> JOB
Write the material out again exactly.

============

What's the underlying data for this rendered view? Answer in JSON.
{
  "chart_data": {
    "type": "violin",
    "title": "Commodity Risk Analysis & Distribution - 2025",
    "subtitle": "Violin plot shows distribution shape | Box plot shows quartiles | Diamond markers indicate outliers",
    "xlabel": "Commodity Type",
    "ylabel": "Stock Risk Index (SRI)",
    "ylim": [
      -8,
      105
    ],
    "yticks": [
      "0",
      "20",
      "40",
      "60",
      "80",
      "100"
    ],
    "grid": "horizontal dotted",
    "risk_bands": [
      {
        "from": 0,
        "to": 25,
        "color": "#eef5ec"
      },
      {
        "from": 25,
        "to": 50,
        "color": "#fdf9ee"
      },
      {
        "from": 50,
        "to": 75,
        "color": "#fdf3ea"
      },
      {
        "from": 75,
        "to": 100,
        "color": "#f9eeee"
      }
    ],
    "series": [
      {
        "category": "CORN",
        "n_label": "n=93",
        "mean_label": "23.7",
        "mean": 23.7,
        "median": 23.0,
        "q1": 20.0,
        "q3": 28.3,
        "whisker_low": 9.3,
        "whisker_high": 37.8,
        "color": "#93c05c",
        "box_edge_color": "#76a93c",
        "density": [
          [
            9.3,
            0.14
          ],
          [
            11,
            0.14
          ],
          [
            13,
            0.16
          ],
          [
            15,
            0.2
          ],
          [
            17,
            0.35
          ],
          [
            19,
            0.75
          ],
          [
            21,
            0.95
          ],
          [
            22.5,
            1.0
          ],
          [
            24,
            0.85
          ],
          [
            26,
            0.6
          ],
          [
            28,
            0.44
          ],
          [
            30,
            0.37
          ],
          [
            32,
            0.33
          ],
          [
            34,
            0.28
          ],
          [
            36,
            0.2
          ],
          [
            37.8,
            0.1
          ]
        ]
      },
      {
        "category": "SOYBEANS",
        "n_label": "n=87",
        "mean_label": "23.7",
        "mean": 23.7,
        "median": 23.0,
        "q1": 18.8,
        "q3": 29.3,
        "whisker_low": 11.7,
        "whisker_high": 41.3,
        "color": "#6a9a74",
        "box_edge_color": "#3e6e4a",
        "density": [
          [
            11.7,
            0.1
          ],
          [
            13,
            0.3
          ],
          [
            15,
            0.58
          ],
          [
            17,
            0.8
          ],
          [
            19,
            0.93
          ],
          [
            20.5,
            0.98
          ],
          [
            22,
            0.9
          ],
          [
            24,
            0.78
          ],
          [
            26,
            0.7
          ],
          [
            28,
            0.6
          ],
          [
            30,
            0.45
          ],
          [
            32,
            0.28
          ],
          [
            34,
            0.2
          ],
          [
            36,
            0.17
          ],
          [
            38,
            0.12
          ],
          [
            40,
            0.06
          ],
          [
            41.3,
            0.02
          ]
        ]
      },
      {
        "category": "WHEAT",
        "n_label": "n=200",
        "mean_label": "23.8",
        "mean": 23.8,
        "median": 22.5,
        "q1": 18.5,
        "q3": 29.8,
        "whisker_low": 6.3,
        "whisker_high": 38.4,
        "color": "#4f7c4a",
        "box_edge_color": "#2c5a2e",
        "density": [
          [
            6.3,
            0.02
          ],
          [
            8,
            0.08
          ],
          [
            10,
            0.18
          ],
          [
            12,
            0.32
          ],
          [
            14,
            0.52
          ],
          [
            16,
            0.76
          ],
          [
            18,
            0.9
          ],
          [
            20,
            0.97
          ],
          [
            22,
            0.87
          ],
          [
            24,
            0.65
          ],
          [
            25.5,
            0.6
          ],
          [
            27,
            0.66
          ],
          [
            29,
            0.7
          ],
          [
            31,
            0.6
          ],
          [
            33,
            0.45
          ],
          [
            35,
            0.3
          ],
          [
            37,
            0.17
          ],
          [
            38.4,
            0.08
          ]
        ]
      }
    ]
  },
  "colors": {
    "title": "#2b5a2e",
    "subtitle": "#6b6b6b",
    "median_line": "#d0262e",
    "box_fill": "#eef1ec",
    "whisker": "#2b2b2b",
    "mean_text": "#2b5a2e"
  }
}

============

> ANSWER IN FULL
What's the underlying data for this rendered view? Answer in JSON.
{
  "chart_data": {
    "type": "violin",
    "title": "Commodity Risk Analysis & Distribution - 2025",
    "subtitle": "Violin plot shows distribution shape | Box plot shows quartiles | Diamond markers indicate outliers",
    "xlabel": "Commodity Type",
    "ylabel": "Stock Risk Index (SRI)",
    "ylim": [
      -8,
      105
    ],
    "yticks": [
      "0",
      "20",
      "40",
      "60",
      "80",
      "100"
    ],
    "grid": "horizontal dotted",
    "risk_bands": [
      {
        "from": 0,
        "to": 25,
        "color": "#eef5ec"
      },
      {
        "from": 25,
        "to": 50,
        "color": "#fdf9ee"
      },
      {
        "from": 50,
        "to": 75,
        "color": "#fdf3ea"
      },
      {
        "from": 75,
        "to": 100,
        "color": "#f9eeee"
      }
    ],
    "series": [
      {
        "category": "CORN",
        "n_label": "n=93",
        "mean_label": "23.7",
        "mean": 23.7,
        "median": 23.0,
        "q1": 20.0,
        "q3": 28.3,
        "whisker_low": 9.3,
        "whisker_high": 37.8,
        "color": "#93c05c",
        "box_edge_color": "#76a93c",
        "density": [
          [
            9.3,
            0.14
          ],
          [
            11,
            0.14
          ],
          [
            13,
            0.16
          ],
          [
            15,
            0.2
          ],
          [
            17,
            0.35
          ],
          [
            19,
            0.75
          ],
          [
            21,
            0.95
          ],
          [
            22.5,
            1.0
          ],
          [
            24,
            0.85
          ],
          [
            26,
            0.6
          ],
          [
            28,
            0.44
          ],
          [
            30,
            0.37
          ],
          [
            32,
            0.33
          ],
          [
            34,
            0.28
          ],
          [
            36,
            0.2
          ],
          [
            37.8,
            0.1
          ]
        ]
      },
      {
        "category": "SOYBEANS",
        "n_label": "n=87",
        "mean_label": "23.7",
        "mean": 23.7,
        "median": 23.0,
        "q1": 18.8,
        "q3": 29.3,
        "whisker_low": 11.7,
        "whisker_high": 41.3,
        "color": "#6a9a74",
        "box_edge_color": "#3e6e4a",
        "density": [
          [
            11.7,
            0.1
          ],
          [
            13,
            0.3
          ],
          [
            15,
            0.58
          ],
          [
            17,
            0.8
          ],
          [
            19,
            0.93
          ],
          [
            20.5,
            0.98
          ],
          [
            22,
            0.9
          ],
          [
            24,
            0.78
          ],
          [
            26,
            0.7
          ],
          [
            28,
            0.6
          ],
          [
            30,
            0.45
          ],
          [
            32,
            0.28
          ],
          [
            34,
            0.2
          ],
          [
            36,
            0.17
          ],
          [
            38,
            0.12
          ],
          [
            40,
            0.06
          ],
          [
            41.3,
            0.02
          ]
        ]
      },
      {
        "category": "WHEAT",
        "n_label": "n=200",
        "mean_label": "23.8",
        "mean": 23.8,
        "median": 22.5,
        "q1": 18.5,
        "q3": 29.8,
        "whisker_low": 6.3,
        "whisker_high": 38.4,
        "color": "#4f7c4a",
        "box_edge_color": "#2c5a2e",
        "density": [
          [
            6.3,
            0.02
          ],
          [
            8,
            0.08
          ],
          [
            10,
            0.18
          ],
          [
            12,
            0.32
          ],
          [
            14,
            0.52
          ],
          [
            16,
            0.76
          ],
          [
            18,
            0.9
          ],
          [
            20,
            0.97
          ],
          [
            22,
            0.87
          ],
          [
            24,
            0.65
          ],
          [
            25.5,
            0.6
          ],
          [
            27,
            0.66
          ],
          [
            29,
            0.7
          ],
          [
            31,
            0.6
          ],
          [
            33,
            0.45
          ],
          [
            35,
            0.3
          ],
          [
            37,
            0.17
          ],
          [
            38.4,
            0.08
          ]
        ]
      }
    ]
  },
  "colors": {
    "title": "#2b5a2e",
    "subtitle": "#6b6b6b",
    "median_line": "#d0262e",
    "box_fill": "#eef1ec",
    "whisker": "#2b2b2b",
    "mean_text": "#2b5a2e"
  }
}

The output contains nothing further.